▶ [A block of data]:
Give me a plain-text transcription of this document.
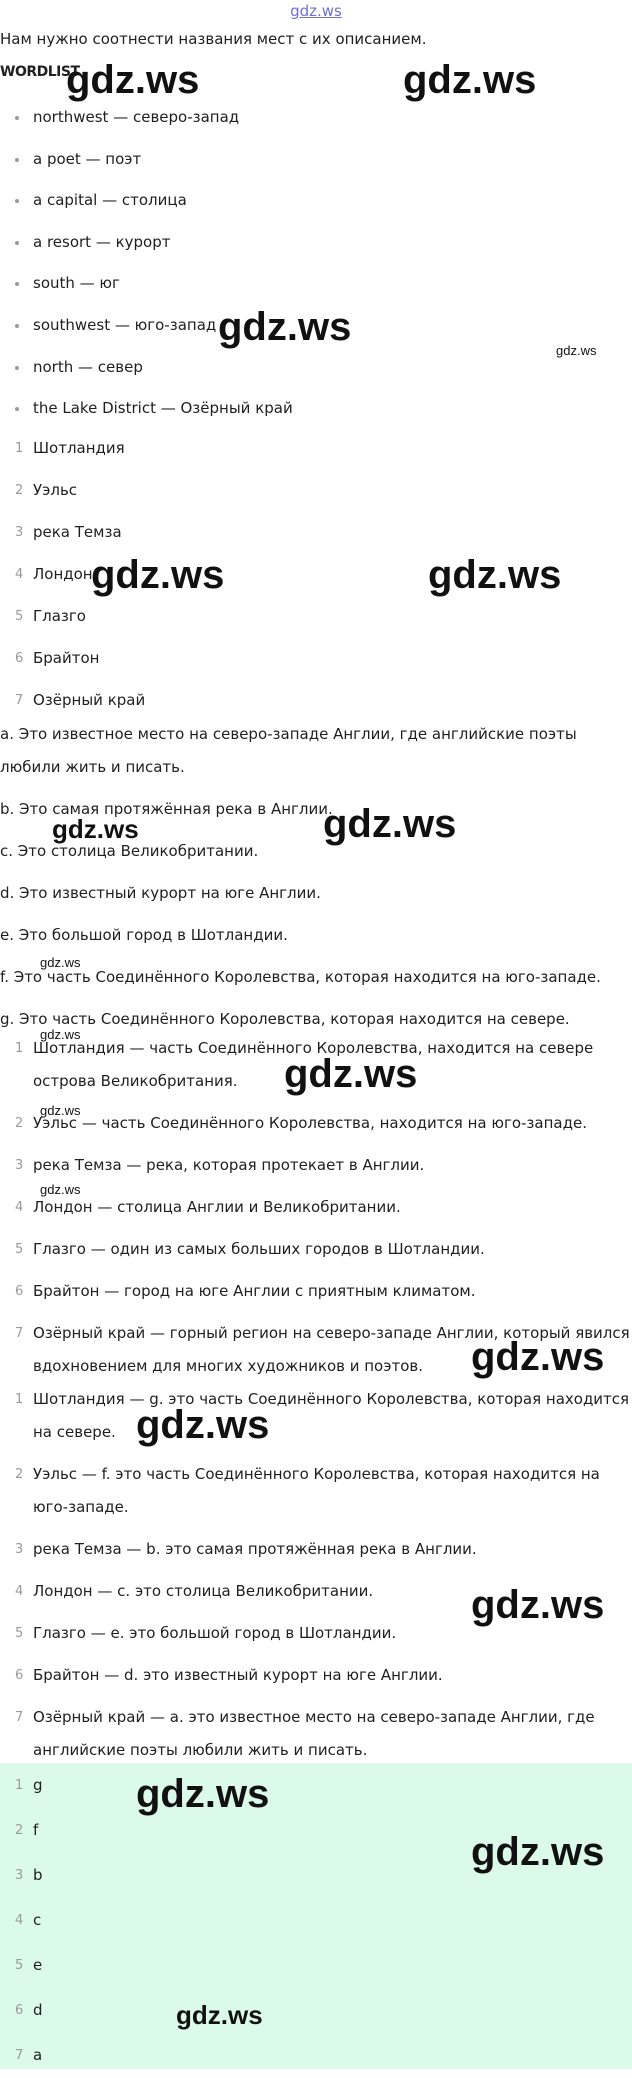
gdz.ws
Нам нужно соотнести названия мест с их описанием.
WORDLIST
northwest — северо-запад
a poet — поэт
a capital — столица
a resort — курорт
south — юг
southwest — юго-запад
north — север
the Lake District — Озёрный край
1 Шотландия
2 Уэльс
3 река Темза
4 Лондон
5 Глазго
6 Брайтон
7 Озёрный край
a. Это известное место на северо-западе Англии, где английские поэты
любили жить и писать.
b. Это самая протяжённая река в Англии.
c. Это столица Великобритании.
d. Это известный курорт на юге Англии.
e. Это большой город в Шотландии.
f. Это часть Соединённого Королевства, которая находится на юго-западе.
g. Это часть Соединённого Королевства, которая находится на севере.
1 Шотландия — часть Соединённого Королевства, находится на севере
острова Великобритания.
2 Уэльс — часть Соединённого Королевства, находится на юго-западе.
3 река Темза — река, которая протекает в Англии.
4 Лондон — столица Англии и Великобритании.
5 Глазго — один из самых больших городов в Шотландии.
6 Брайтон — город на юге Англии с приятным климатом.
7 Озёрный край — горный регион на северо-западе Англии, который явился
вдохновением для многих художников и поэтов.
1 Шотландия — g. это часть Соединённого Королевства, которая находится
на севере.
2 Уэльс — f. это часть Соединённого Королевства, которая находится на
юго-западе.
3 река Темза — b. это самая протяжённая река в Англии.
4 Лондон — c. это столица Великобритании.
5 Глазго — e. это большой город в Шотландии.
6 Брайтон — d. это известный курорт на юге Англии.
7 Озёрный край — a. это известное место на северо-западе Англии, где
английские поэты любили жить и писать.
1 g
2 f
3 b
4 c
5 e
6 d
7 a
gdz.ws	gdz.ws
gdz.ws
gdz.ws
gdz.ws	gdz.ws
gdz.ws	gdz.ws
gdz.ws
gdz.ws
gdz.ws
gdz.ws
gdz.ws
gdz.ws
gdz.ws
gdz.ws
gdz.ws
gdz.ws
gdz.ws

▶ [DIRECTIONS]:
Transcribe all the records above word for word, without their images.

▶ [ANSWER TO THIS EXERCISE]:
Give me a plain-text transcription of this document.
gdz.ws
Нам нужно соотнести названия мест с их описанием.
WORDLIST
northwest — северо-запад
a poet — поэт
a capital — столица
a resort — курорт
south — юг
southwest — юго-запад
north — север
the Lake District — Озёрный край
1 Шотландия
2 Уэльс
3 река Темза
4 Лондон
5 Глазго
6 Брайтон
7 Озёрный край
a. Это известное место на северо-западе Англии, где английские поэты
любили жить и писать.
b. Это самая протяжённая река в Англии.
c. Это столица Великобритании.
d. Это известный курорт на юге Англии.
e. Это большой город в Шотландии.
f. Это часть Соединённого Королевства, которая находится на юго-западе.
g. Это часть Соединённого Королевства, которая находится на севере.
1 Шотландия — часть Соединённого Королевства, находится на севере
острова Великобритания.
2 Уэльс — часть Соединённого Королевства, находится на юго-западе.
3 река Темза — река, которая протекает в Англии.
4 Лондон — столица Англии и Великобритании.
5 Глазго — один из самых больших городов в Шотландии.
6 Брайтон — город на юге Англии с приятным климатом.
7 Озёрный край — горный регион на северо-западе Англии, который явился
вдохновением для многих художников и поэтов.
1 Шотландия — g. это часть Соединённого Королевства, которая находится
на севере.
2 Уэльс — f. это часть Соединённого Королевства, которая находится на
юго-западе.
3 река Темза — b. это самая протяжённая река в Англии.
4 Лондон — c. это столица Великобритании.
5 Глазго — e. это большой город в Шотландии.
6 Брайтон — d. это известный курорт на юге Англии.
7 Озёрный край — a. это известное место на северо-западе Англии, где
английские поэты любили жить и писать.
1 g
2 f
3 b
4 c
5 e
6 d
7 a
gdz.ws	gdz.ws
gdz.ws
gdz.ws
gdz.ws	gdz.ws
gdz.ws	gdz.ws
gdz.ws
gdz.ws
gdz.ws
gdz.ws
gdz.ws
gdz.ws
gdz.ws
gdz.ws
gdz.ws
gdz.ws
gdz.ws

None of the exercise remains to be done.